● OBJECTIVE
Images excluded, repeat each entry below exactly.

● Collected data
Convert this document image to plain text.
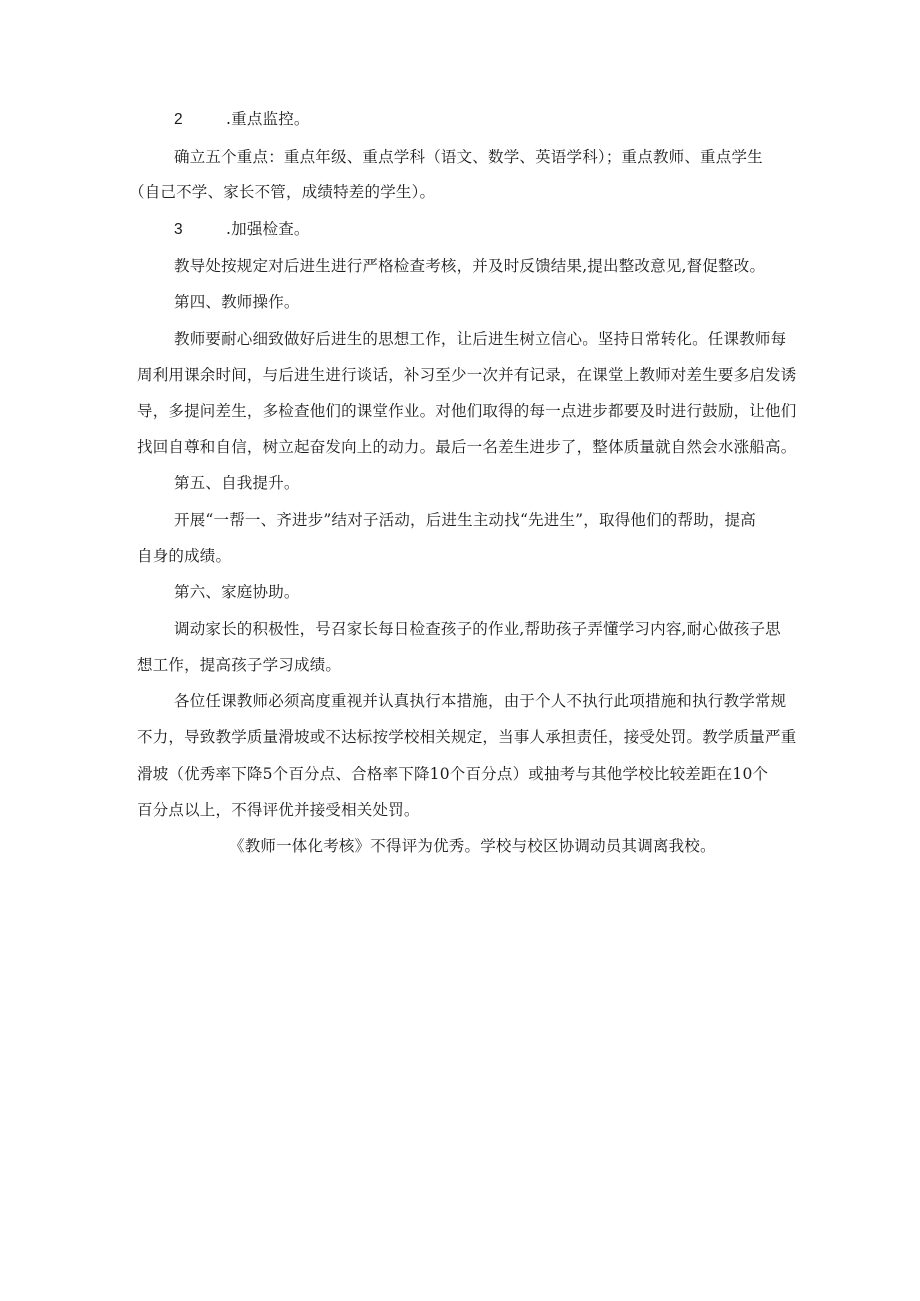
2	.重点监控。
确立五个重点：重点年级、重点学科（语文、数学、英语学科）；重点教师、重点学生
（自己不学、家长不管，成绩特差的学生）。
3	.加强检查。
教导处按规定对后进生进行严格检查考核，并及时反馈结果,提出整改意见,督促整改。
第四、教师操作。
教师要耐心细致做好后进生的思想工作，让后进生树立信心。坚持日常转化。任课教师每
周利用课余时间，与后进生进行谈话，补习至少一次并有记录，在课堂上教师对差生要多启发诱
导，多提问差生，多检查他们的课堂作业。对他们取得的每一点进步都要及时进行鼓励，让他们
找回自尊和自信，树立起奋发向上的动力。最后一名差生进步了，整体质量就自然会水涨船高。
第五、自我提升。
开展“一帮一、齐进步”结对子活动，后进生主动找“先进生”，取得他们的帮助，提高
自身的成绩。
第六、家庭协助。
调动家长的积极性，号召家长每日检查孩子的作业,帮助孩子弄懂学习内容,耐心做孩子思
想工作，提高孩子学习成绩。
各位任课教师必须高度重视并认真执行本措施，由于个人不执行此项措施和执行教学常规
不力，导致教学质量滑坡或不达标按学校相关规定，当事人承担责任，接受处罚。教学质量严重
滑坡（优秀率下降5个百分点、合格率下降10个百分点）或抽考与其他学校比较差距在10个
百分点以上，不得评优并接受相关处罚。
《教师一体化考核》不得评为优秀。学校与校区协调动员其调离我校。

● RESULT OF THE EXERCISE
Convert this document image to plain text.
2	.重点监控。
确立五个重点：重点年级、重点学科（语文、数学、英语学科）；重点教师、重点学生
（自己不学、家长不管，成绩特差的学生）。
3	.加强检查。
教导处按规定对后进生进行严格检查考核，并及时反馈结果,提出整改意见,督促整改。
第四、教师操作。
教师要耐心细致做好后进生的思想工作，让后进生树立信心。坚持日常转化。任课教师每
周利用课余时间，与后进生进行谈话，补习至少一次并有记录，在课堂上教师对差生要多启发诱
导，多提问差生，多检查他们的课堂作业。对他们取得的每一点进步都要及时进行鼓励，让他们
找回自尊和自信，树立起奋发向上的动力。最后一名差生进步了，整体质量就自然会水涨船高。
第五、自我提升。
开展“一帮一、齐进步”结对子活动，后进生主动找“先进生”，取得他们的帮助，提高
自身的成绩。
第六、家庭协助。
调动家长的积极性，号召家长每日检查孩子的作业,帮助孩子弄懂学习内容,耐心做孩子思
想工作，提高孩子学习成绩。
各位任课教师必须高度重视并认真执行本措施，由于个人不执行此项措施和执行教学常规
不力，导致教学质量滑坡或不达标按学校相关规定，当事人承担责任，接受处罚。教学质量严重
滑坡（优秀率下降5个百分点、合格率下降10个百分点）或抽考与其他学校比较差距在10个
百分点以上，不得评优并接受相关处罚。
《教师一体化考核》不得评为优秀。学校与校区协调动员其调离我校。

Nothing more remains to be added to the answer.